### YOUR INSTRUCTIONS
This task requires every entry to be set down again exactly.

### RAW DATA
------------------------------------

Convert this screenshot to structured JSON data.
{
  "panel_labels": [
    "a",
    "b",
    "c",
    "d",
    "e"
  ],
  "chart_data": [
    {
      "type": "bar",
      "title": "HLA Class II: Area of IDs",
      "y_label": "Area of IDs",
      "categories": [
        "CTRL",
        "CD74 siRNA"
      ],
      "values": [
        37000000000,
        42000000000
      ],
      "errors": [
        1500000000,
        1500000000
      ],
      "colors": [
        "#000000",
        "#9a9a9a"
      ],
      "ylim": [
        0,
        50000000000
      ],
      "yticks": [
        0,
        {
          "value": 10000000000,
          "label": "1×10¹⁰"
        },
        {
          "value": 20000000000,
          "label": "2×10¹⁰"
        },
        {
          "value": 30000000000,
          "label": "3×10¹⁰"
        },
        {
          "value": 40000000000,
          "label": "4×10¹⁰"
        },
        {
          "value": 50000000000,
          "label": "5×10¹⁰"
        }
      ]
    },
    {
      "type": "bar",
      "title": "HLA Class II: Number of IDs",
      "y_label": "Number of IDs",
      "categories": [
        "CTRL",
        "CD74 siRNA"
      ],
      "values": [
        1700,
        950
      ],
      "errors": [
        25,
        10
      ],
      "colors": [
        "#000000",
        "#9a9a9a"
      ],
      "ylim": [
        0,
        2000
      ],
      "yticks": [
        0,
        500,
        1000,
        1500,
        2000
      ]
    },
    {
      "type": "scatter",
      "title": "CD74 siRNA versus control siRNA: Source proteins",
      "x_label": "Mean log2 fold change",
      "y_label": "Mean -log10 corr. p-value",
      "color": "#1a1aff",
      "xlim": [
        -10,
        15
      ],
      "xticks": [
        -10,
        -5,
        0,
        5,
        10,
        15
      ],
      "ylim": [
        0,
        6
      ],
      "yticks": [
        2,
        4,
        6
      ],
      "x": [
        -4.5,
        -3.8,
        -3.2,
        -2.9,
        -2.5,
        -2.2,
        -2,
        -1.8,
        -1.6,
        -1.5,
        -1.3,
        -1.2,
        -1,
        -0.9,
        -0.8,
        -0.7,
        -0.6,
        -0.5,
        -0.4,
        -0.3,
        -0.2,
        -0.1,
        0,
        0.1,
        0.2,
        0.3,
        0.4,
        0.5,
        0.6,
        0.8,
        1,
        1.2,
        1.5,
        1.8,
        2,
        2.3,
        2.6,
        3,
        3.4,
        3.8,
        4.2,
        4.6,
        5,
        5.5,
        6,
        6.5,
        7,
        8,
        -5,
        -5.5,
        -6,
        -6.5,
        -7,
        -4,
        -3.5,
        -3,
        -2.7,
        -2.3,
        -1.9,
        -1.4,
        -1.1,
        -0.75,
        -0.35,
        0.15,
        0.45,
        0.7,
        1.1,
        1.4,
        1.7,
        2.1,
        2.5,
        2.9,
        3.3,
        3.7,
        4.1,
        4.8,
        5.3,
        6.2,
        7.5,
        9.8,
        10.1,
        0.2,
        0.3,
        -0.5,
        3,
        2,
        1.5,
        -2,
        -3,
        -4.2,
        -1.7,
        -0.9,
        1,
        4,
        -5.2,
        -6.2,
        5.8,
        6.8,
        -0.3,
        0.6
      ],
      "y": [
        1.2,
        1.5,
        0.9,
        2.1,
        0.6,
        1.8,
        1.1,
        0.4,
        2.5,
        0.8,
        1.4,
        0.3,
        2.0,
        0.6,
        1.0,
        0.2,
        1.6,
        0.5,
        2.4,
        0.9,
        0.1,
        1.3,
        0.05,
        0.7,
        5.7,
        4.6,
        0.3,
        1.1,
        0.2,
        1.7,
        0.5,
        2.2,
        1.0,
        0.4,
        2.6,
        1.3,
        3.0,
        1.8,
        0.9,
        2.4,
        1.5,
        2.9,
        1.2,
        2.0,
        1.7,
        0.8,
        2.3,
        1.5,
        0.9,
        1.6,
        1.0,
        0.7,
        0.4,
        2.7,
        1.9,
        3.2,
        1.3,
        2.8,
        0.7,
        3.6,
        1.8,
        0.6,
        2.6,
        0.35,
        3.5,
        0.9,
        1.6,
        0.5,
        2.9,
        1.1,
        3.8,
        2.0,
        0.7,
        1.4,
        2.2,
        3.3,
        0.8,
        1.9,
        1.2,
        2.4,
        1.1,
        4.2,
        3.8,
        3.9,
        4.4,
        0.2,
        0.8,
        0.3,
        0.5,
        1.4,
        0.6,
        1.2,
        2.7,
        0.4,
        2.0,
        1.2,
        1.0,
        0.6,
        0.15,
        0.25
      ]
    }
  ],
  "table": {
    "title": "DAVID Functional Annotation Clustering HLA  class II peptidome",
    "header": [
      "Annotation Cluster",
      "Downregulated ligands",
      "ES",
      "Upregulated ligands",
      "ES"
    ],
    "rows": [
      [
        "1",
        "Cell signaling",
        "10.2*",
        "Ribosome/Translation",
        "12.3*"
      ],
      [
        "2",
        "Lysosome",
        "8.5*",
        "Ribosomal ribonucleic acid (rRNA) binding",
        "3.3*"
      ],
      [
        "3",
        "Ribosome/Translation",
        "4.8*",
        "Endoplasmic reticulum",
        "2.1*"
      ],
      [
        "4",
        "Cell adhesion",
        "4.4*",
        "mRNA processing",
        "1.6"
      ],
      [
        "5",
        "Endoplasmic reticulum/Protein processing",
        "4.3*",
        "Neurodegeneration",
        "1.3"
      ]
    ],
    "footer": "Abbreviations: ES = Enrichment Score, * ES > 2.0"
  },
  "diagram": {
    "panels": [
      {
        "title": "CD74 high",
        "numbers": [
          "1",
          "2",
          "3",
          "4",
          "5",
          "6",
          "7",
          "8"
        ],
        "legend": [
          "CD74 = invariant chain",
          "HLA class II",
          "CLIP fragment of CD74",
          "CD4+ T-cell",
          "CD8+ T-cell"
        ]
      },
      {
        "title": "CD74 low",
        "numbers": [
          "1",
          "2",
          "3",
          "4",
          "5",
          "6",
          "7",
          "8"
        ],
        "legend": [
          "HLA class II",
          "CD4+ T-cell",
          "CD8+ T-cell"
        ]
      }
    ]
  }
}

------------------------------------

### OUTPUT FOR THIS TASK
Convert this screenshot to structured JSON data.
{
  "panel_labels": [
    "a",
    "b",
    "c",
    "d",
    "e"
  ],
  "chart_data": [
    {
      "type": "bar",
      "title": "HLA Class II: Area of IDs",
      "y_label": "Area of IDs",
      "categories": [
        "CTRL",
        "CD74 siRNA"
      ],
      "values": [
        37000000000,
        42000000000
      ],
      "errors": [
        1500000000,
        1500000000
      ],
      "colors": [
        "#000000",
        "#9a9a9a"
      ],
      "ylim": [
        0,
        50000000000
      ],
      "yticks": [
        0,
        {
          "value": 10000000000,
          "label": "1×10¹⁰"
        },
        {
          "value": 20000000000,
          "label": "2×10¹⁰"
        },
        {
          "value": 30000000000,
          "label": "3×10¹⁰"
        },
        {
          "value": 40000000000,
          "label": "4×10¹⁰"
        },
        {
          "value": 50000000000,
          "label": "5×10¹⁰"
        }
      ]
    },
    {
      "type": "bar",
      "title": "HLA Class II: Number of IDs",
      "y_label": "Number of IDs",
      "categories": [
        "CTRL",
        "CD74 siRNA"
      ],
      "values": [
        1700,
        950
      ],
      "errors": [
        25,
        10
      ],
      "colors": [
        "#000000",
        "#9a9a9a"
      ],
      "ylim": [
        0,
        2000
      ],
      "yticks": [
        0,
        500,
        1000,
        1500,
        2000
      ]
    },
    {
      "type": "scatter",
      "title": "CD74 siRNA versus control siRNA: Source proteins",
      "x_label": "Mean log2 fold change",
      "y_label": "Mean -log10 corr. p-value",
      "color": "#1a1aff",
      "xlim": [
        -10,
        15
      ],
      "xticks": [
        -10,
        -5,
        0,
        5,
        10,
        15
      ],
      "ylim": [
        0,
        6
      ],
      "yticks": [
        2,
        4,
        6
      ],
      "x": [
        -4.5,
        -3.8,
        -3.2,
        -2.9,
        -2.5,
        -2.2,
        -2,
        -1.8,
        -1.6,
        -1.5,
        -1.3,
        -1.2,
        -1,
        -0.9,
        -0.8,
        -0.7,
        -0.6,
        -0.5,
        -0.4,
        -0.3,
        -0.2,
        -0.1,
        0,
        0.1,
        0.2,
        0.3,
        0.4,
        0.5,
        0.6,
        0.8,
        1,
        1.2,
        1.5,
        1.8,
        2,
        2.3,
        2.6,
        3,
        3.4,
        3.8,
        4.2,
        4.6,
        5,
        5.5,
        6,
        6.5,
        7,
        8,
        -5,
        -5.5,
        -6,
        -6.5,
        -7,
        -4,
        -3.5,
        -3,
        -2.7,
        -2.3,
        -1.9,
        -1.4,
        -1.1,
        -0.75,
        -0.35,
        0.15,
        0.45,
        0.7,
        1.1,
        1.4,
        1.7,
        2.1,
        2.5,
        2.9,
        3.3,
        3.7,
        4.1,
        4.8,
        5.3,
        6.2,
        7.5,
        9.8,
        10.1,
        0.2,
        0.3,
        -0.5,
        3,
        2,
        1.5,
        -2,
        -3,
        -4.2,
        -1.7,
        -0.9,
        1,
        4,
        -5.2,
        -6.2,
        5.8,
        6.8,
        -0.3,
        0.6
      ],
      "y": [
        1.2,
        1.5,
        0.9,
        2.1,
        0.6,
        1.8,
        1.1,
        0.4,
        2.5,
        0.8,
        1.4,
        0.3,
        2.0,
        0.6,
        1.0,
        0.2,
        1.6,
        0.5,
        2.4,
        0.9,
        0.1,
        1.3,
        0.05,
        0.7,
        5.7,
        4.6,
        0.3,
        1.1,
        0.2,
        1.7,
        0.5,
        2.2,
        1.0,
        0.4,
        2.6,
        1.3,
        3.0,
        1.8,
        0.9,
        2.4,
        1.5,
        2.9,
        1.2,
        2.0,
        1.7,
        0.8,
        2.3,
        1.5,
        0.9,
        1.6,
        1.0,
        0.7,
        0.4,
        2.7,
        1.9,
        3.2,
        1.3,
        2.8,
        0.7,
        3.6,
        1.8,
        0.6,
        2.6,
        0.35,
        3.5,
        0.9,
        1.6,
        0.5,
        2.9,
        1.1,
        3.8,
        2.0,
        0.7,
        1.4,
        2.2,
        3.3,
        0.8,
        1.9,
        1.2,
        2.4,
        1.1,
        4.2,
        3.8,
        3.9,
        4.4,
        0.2,
        0.8,
        0.3,
        0.5,
        1.4,
        0.6,
        1.2,
        2.7,
        0.4,
        2.0,
        1.2,
        1.0,
        0.6,
        0.15,
        0.25
      ]
    }
  ],
  "table": {
    "title": "DAVID Functional Annotation Clustering HLA  class II peptidome",
    "header": [
      "Annotation Cluster",
      "Downregulated ligands",
      "ES",
      "Upregulated ligands",
      "ES"
    ],
    "rows": [
      [
        "1",
        "Cell signaling",
        "10.2*",
        "Ribosome/Translation",
        "12.3*"
      ],
      [
        "2",
        "Lysosome",
        "8.5*",
        "Ribosomal ribonucleic acid (rRNA) binding",
        "3.3*"
      ],
      [
        "3",
        "Ribosome/Translation",
        "4.8*",
        "Endoplasmic reticulum",
        "2.1*"
      ],
      [
        "4",
        "Cell adhesion",
        "4.4*",
        "mRNA processing",
        "1.6"
      ],
      [
        "5",
        "Endoplasmic reticulum/Protein processing",
        "4.3*",
        "Neurodegeneration",
        "1.3"
      ]
    ],
    "footer": "Abbreviations: ES = Enrichment Score, * ES > 2.0"
  },
  "diagram": {
    "panels": [
      {
        "title": "CD74 high",
        "numbers": [
          "1",
          "2",
          "3",
          "4",
          "5",
          "6",
          "7",
          "8"
        ],
        "legend": [
          "CD74 = invariant chain",
          "HLA class II",
          "CLIP fragment of CD74",
          "CD4+ T-cell",
          "CD8+ T-cell"
        ]
      },
      {
        "title": "CD74 low",
        "numbers": [
          "1",
          "2",
          "3",
          "4",
          "5",
          "6",
          "7",
          "8"
        ],
        "legend": [
          "HLA class II",
          "CD4+ T-cell",
          "CD8+ T-cell"
        ]
      }
    ]
  }
}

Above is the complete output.